**Aim:**
Pick up the passage about the Go job queue after its last sentence and keep writing it.

**Text passage:**
Now our jobs are being tracked, let’s print the store status in main. First let’s expose the PrintAll function through JobQueue.

func (q *JobQueue) StoreStatus() {
    q.tracker.PrintAll()
}

And we can add this line in main.

q.StoreStatus()

This is the output we get (for the StoreStatus)

Store Status

Yes, it does it correctly. Our jobs are being tracked correctly. We can add persistence to our jobs later. The big question is why are there two separate things : JobTracker and TrackedJob ? TrackedJob is responsible for the execution and retry logic of a single job ,it handles its own lifecycle. JobTracker is a decoupled, centralized ledger used purely for auditing, visibility, and external monitoring.

We keep them separate to ensure a clear separation of concerns between job execution and job tracking.

****With all that in place, let us look to improve our retry system a little more. Currently, we are not delaying the wait between two retries, but what if two concurrent jobs fail at the same time? They will look to retry at the same time putting more load at our resources. So we will introduce two things in our retry mechanism.

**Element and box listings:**

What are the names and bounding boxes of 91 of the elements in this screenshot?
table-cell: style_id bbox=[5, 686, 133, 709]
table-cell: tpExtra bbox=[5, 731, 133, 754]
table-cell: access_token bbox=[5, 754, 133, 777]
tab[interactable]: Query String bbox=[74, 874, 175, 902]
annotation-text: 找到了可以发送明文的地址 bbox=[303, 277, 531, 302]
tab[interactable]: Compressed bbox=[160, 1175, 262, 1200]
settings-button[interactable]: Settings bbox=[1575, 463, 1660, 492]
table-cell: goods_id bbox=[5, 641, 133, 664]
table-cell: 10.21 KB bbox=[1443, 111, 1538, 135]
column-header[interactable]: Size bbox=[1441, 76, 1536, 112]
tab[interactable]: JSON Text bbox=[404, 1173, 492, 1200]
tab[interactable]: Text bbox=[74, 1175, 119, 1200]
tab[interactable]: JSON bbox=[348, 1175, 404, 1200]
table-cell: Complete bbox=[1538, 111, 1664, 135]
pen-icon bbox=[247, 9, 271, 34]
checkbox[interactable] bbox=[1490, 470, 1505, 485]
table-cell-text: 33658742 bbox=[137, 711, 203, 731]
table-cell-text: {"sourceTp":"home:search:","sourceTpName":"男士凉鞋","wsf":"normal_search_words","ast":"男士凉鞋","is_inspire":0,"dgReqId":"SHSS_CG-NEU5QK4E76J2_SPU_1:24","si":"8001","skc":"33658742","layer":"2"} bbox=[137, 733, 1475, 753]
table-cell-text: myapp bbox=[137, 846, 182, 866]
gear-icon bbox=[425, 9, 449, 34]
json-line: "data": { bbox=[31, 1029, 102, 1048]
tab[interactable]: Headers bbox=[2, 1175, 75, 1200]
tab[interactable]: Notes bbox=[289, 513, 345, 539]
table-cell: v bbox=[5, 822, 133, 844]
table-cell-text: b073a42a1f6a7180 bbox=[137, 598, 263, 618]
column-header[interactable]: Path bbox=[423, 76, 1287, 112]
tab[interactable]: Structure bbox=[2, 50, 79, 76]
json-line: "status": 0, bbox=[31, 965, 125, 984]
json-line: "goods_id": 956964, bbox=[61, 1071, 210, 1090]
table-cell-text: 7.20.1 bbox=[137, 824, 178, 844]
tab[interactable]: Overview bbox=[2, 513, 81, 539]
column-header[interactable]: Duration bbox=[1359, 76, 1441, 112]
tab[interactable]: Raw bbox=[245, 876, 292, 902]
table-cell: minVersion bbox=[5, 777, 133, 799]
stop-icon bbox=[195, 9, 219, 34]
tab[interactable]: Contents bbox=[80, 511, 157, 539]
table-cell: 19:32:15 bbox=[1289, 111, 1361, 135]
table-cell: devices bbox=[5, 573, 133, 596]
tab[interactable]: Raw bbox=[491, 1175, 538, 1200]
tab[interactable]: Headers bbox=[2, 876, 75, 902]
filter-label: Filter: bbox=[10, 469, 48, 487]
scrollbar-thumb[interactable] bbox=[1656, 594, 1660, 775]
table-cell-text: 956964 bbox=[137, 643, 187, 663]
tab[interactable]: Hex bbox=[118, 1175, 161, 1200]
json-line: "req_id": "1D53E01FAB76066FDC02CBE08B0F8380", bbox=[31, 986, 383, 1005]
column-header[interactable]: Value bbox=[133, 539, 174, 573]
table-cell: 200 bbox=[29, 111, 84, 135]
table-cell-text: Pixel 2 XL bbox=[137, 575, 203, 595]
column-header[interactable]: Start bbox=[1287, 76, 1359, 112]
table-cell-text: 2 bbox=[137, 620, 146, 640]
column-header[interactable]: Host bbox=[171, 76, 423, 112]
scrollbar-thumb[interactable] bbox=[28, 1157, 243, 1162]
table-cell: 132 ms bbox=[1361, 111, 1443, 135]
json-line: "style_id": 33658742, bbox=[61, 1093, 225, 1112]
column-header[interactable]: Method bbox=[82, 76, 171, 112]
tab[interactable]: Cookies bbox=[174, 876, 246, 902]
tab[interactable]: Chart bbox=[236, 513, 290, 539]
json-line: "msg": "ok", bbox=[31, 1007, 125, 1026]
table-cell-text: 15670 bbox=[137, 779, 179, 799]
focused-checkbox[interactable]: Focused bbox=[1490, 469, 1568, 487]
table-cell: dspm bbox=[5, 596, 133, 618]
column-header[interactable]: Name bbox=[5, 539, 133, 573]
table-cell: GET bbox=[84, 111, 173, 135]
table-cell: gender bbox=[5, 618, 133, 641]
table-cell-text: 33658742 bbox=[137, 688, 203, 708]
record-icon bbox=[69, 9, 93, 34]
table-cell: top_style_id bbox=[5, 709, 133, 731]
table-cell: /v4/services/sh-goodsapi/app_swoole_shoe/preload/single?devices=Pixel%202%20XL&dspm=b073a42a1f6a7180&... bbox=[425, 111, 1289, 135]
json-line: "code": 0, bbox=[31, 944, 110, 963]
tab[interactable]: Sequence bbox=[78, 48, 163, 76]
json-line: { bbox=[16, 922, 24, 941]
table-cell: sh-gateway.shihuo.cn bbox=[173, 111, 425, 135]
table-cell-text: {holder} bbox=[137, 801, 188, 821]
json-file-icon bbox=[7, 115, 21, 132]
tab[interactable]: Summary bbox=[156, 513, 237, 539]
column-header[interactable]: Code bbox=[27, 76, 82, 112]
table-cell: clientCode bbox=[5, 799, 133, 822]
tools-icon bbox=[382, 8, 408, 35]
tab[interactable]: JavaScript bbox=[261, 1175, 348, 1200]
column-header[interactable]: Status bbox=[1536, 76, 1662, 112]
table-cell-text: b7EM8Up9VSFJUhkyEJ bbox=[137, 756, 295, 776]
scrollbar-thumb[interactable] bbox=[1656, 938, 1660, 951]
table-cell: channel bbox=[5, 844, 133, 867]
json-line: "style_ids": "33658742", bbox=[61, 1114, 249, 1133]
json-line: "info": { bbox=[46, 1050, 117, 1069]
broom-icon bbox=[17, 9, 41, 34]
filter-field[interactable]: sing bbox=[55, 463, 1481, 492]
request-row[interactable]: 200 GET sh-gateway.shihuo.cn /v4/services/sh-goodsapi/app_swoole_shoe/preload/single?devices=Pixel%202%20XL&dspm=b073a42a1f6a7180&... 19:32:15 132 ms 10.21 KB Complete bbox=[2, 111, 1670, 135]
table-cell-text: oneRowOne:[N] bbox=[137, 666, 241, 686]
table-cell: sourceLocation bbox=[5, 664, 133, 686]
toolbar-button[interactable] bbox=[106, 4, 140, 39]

**Written reply:**
  1. Exponential Backoff : We want to increase the wait time between retries exponentially. For ex : 500ms for 1st retry, 1s for another, 2s for third, 4s for fourth and so on. Why but? It gives our downstream systems time to recover, reduces request floods and prevents concurrent retries from multiple jobs.

  2. Jitter : We will aim to add randomness to the retry delay. Instead of retrying all clients at exactly 2s, you retry somewhere in 1.5s – 2.5s. Why?

  • Prevents the "thundering herd problem" (thousands of jobs retrying at the same time)

  • Helps stagger retries in distributed systems.

  • Reduces contention on databases, queues, APIs, etc.

Let us make our Backoff Strategy plug-n-play, we code this up in the retry package, then just plug it into our ExecuteWithRetry() .

BackOffStrategy will be an interface with a method called NextDelay which will return the delay duration.

type BackoffStrategy interface {
    NextDelay(attempt int) time.Duration
}

Now, our strategy is Exponential Backoff with Jitter, let us structure ExponentialBackoff. We will need BaseDelay, MaxDelay and a bool to decide if want to add jitter or not.

type ExponentialBackoff struct {
    BaseDelay time.Duration //initial delay
    MaxDelay  time.Duration
    Jitter    bool
}

Now, it must implement NextDelay() .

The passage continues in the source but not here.